Transcribe the records that follow in their entirety, omitting any pictures.

☆ ☆ ☆ ☆

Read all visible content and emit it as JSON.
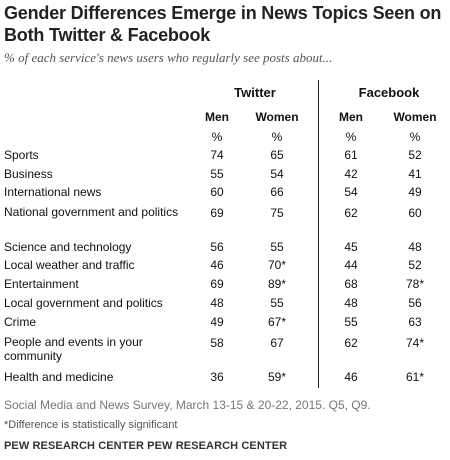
{
  "title": "Gender Differences Emerge in News Topics Seen on Both Twitter & Facebook",
  "subtitle": "% of each service's news users who regularly see posts about...",
  "chart_data": {
    "type": "table",
    "services": [
      "Twitter",
      "Facebook"
    ],
    "columns": [
      {
        "service": "Twitter",
        "label": "Men",
        "unit": "%"
      },
      {
        "service": "Twitter",
        "label": "Women",
        "unit": "%"
      },
      {
        "service": "Facebook",
        "label": "Men",
        "unit": "%"
      },
      {
        "service": "Facebook",
        "label": "Women",
        "unit": "%"
      }
    ],
    "rows": [
      {
        "label": "Sports",
        "values": [
          "74",
          "65",
          "61",
          "52"
        ]
      },
      {
        "label": "Business",
        "values": [
          "55",
          "54",
          "42",
          "41"
        ]
      },
      {
        "label": "International news",
        "values": [
          "60",
          "66",
          "54",
          "49"
        ]
      },
      {
        "label": "National government and politics",
        "values": [
          "69",
          "75",
          "62",
          "60"
        ]
      },
      {
        "label": "Science and technology",
        "values": [
          "56",
          "55",
          "45",
          "48"
        ]
      },
      {
        "label": "Local weather and traffic",
        "values": [
          "46",
          "70*",
          "44",
          "52"
        ]
      },
      {
        "label": "Entertainment",
        "values": [
          "69",
          "89*",
          "68",
          "78*"
        ]
      },
      {
        "label": "Local government and politics",
        "values": [
          "48",
          "55",
          "48",
          "56"
        ]
      },
      {
        "label": "Crime",
        "values": [
          "49",
          "67*",
          "55",
          "63"
        ]
      },
      {
        "label": "People and events in your community",
        "values": [
          "58",
          "67",
          "62",
          "74*"
        ]
      },
      {
        "label": "Health and medicine",
        "values": [
          "36",
          "59*",
          "46",
          "61*"
        ]
      }
    ]
  },
  "source": "Social Media and News Survey, March 13-15 & 20-22, 2015. Q5, Q9.",
  "note": "*Difference is statistically significant",
  "org": "PEW RESEARCH CENTER PEW RESEARCH CENTER"
}
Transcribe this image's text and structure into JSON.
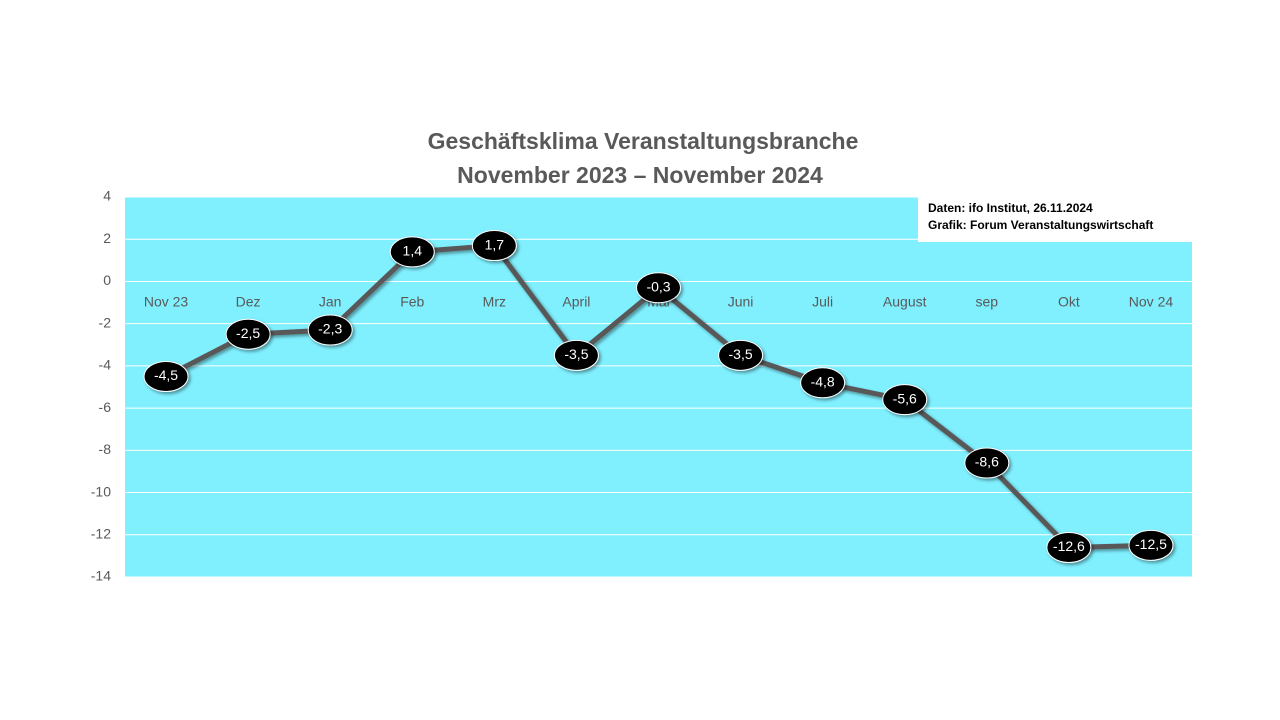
{
  "chart_data": {
    "type": "line",
    "title": "Geschäftsklima Veranstaltungsbranche",
    "subtitle": "November 2023 – November 2024",
    "annotations": [
      "Daten: ifo Institut, 26.11.2024",
      "Grafik: Forum Veranstaltungswirtschaft"
    ],
    "categories": [
      "Nov 23",
      "Dez",
      "Jan",
      "Feb",
      "Mrz",
      "April",
      "Mai",
      "Juni",
      "Juli",
      "August",
      "sep",
      "Okt",
      "Nov 24"
    ],
    "series": [
      {
        "color": "#595959",
        "values": [
          -4.5,
          -2.5,
          -2.3,
          1.4,
          1.7,
          -3.5,
          -0.3,
          -3.5,
          -4.8,
          -5.6,
          -8.6,
          -12.6,
          -12.5
        ],
        "value_labels": [
          "-4,5",
          "-2,5",
          "-2,3",
          "1,4",
          "1,7",
          "-3,5",
          "-0,3",
          "-3,5",
          "-4,8",
          "-5,6",
          "-8,6",
          "-12,6",
          "-12,5"
        ]
      }
    ],
    "ylim": [
      -14,
      4
    ],
    "yticks": [
      4,
      2,
      0,
      -2,
      -4,
      -6,
      -8,
      -10,
      -12,
      -14
    ],
    "grid": true,
    "plot_background": "#80f0ff"
  }
}
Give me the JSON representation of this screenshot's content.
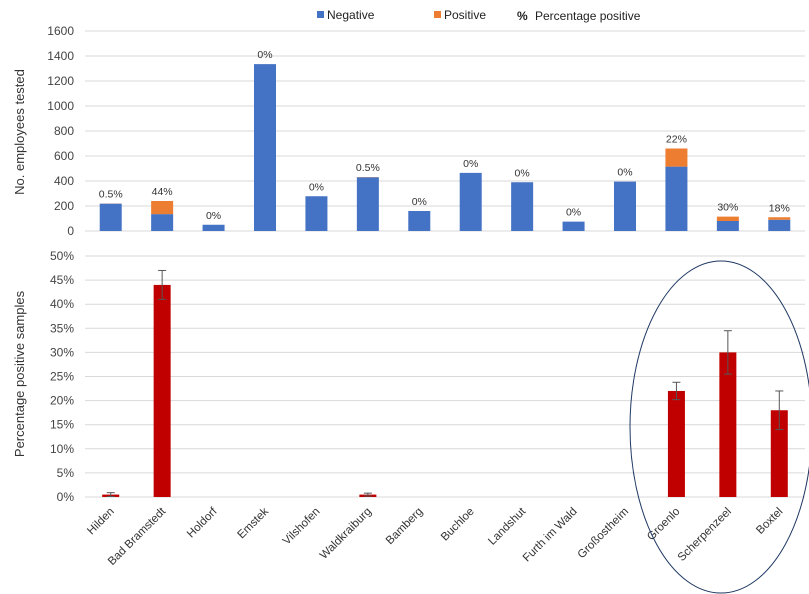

☆ ☆ ☆ ☆

OUTPUT FOR THIS TASK =
Read all visible content and emit it as JSON.
{
  "title": "Gender Differences Emerge in News Topics Seen on Both Twitter & Facebook",
  "subtitle": "% of each service's news users who regularly see posts about...",
  "chart_data": {
    "type": "table",
    "services": [
      "Twitter",
      "Facebook"
    ],
    "columns": [
      {
        "service": "Twitter",
        "label": "Men",
        "unit": "%"
      },
      {
        "service": "Twitter",
        "label": "Women",
        "unit": "%"
      },
      {
        "service": "Facebook",
        "label": "Men",
        "unit": "%"
      },
      {
        "service": "Facebook",
        "label": "Women",
        "unit": "%"
      }
    ],
    "rows": [
      {
        "label": "Sports",
        "values": [
          "74",
          "65",
          "61",
          "52"
        ]
      },
      {
        "label": "Business",
        "values": [
          "55",
          "54",
          "42",
          "41"
        ]
      },
      {
        "label": "International news",
        "values": [
          "60",
          "66",
          "54",
          "49"
        ]
      },
      {
        "label": "National government and politics",
        "values": [
          "69",
          "75",
          "62",
          "60"
        ]
      },
      {
        "label": "Science and technology",
        "values": [
          "56",
          "55",
          "45",
          "48"
        ]
      },
      {
        "label": "Local weather and traffic",
        "values": [
          "46",
          "70*",
          "44",
          "52"
        ]
      },
      {
        "label": "Entertainment",
        "values": [
          "69",
          "89*",
          "68",
          "78*"
        ]
      },
      {
        "label": "Local government and politics",
        "values": [
          "48",
          "55",
          "48",
          "56"
        ]
      },
      {
        "label": "Crime",
        "values": [
          "49",
          "67*",
          "55",
          "63"
        ]
      },
      {
        "label": "People and events in your community",
        "values": [
          "58",
          "67",
          "62",
          "74*"
        ]
      },
      {
        "label": "Health and medicine",
        "values": [
          "36",
          "59*",
          "46",
          "61*"
        ]
      }
    ]
  },
  "source": "Social Media and News Survey, March 13-15 & 20-22, 2015. Q5, Q9.",
  "note": "*Difference is statistically significant",
  "org": "PEW RESEARCH CENTER PEW RESEARCH CENTER"
}
Transcribe this image's text and structure into JSON.
{
  "chart_data": {
    "type": "line",
    "title": "Geschäftsklima Veranstaltungsbranche",
    "subtitle": "November 2023 – November 2024",
    "annotations": [
      "Daten: ifo Institut, 26.11.2024",
      "Grafik: Forum Veranstaltungswirtschaft"
    ],
    "categories": [
      "Nov 23",
      "Dez",
      "Jan",
      "Feb",
      "Mrz",
      "April",
      "Mai",
      "Juni",
      "Juli",
      "August",
      "sep",
      "Okt",
      "Nov 24"
    ],
    "series": [
      {
        "color": "#595959",
        "values": [
          -4.5,
          -2.5,
          -2.3,
          1.4,
          1.7,
          -3.5,
          -0.3,
          -3.5,
          -4.8,
          -5.6,
          -8.6,
          -12.6,
          -12.5
        ],
        "value_labels": [
          "-4,5",
          "-2,5",
          "-2,3",
          "1,4",
          "1,7",
          "-3,5",
          "-0,3",
          "-3,5",
          "-4,8",
          "-5,6",
          "-8,6",
          "-12,6",
          "-12,5"
        ]
      }
    ],
    "ylim": [
      -14,
      4
    ],
    "yticks": [
      4,
      2,
      0,
      -2,
      -4,
      -6,
      -8,
      -10,
      -12,
      -14
    ],
    "grid": true,
    "plot_background": "#80f0ff"
  }
}
Give me the JSON representation of this screenshot's content.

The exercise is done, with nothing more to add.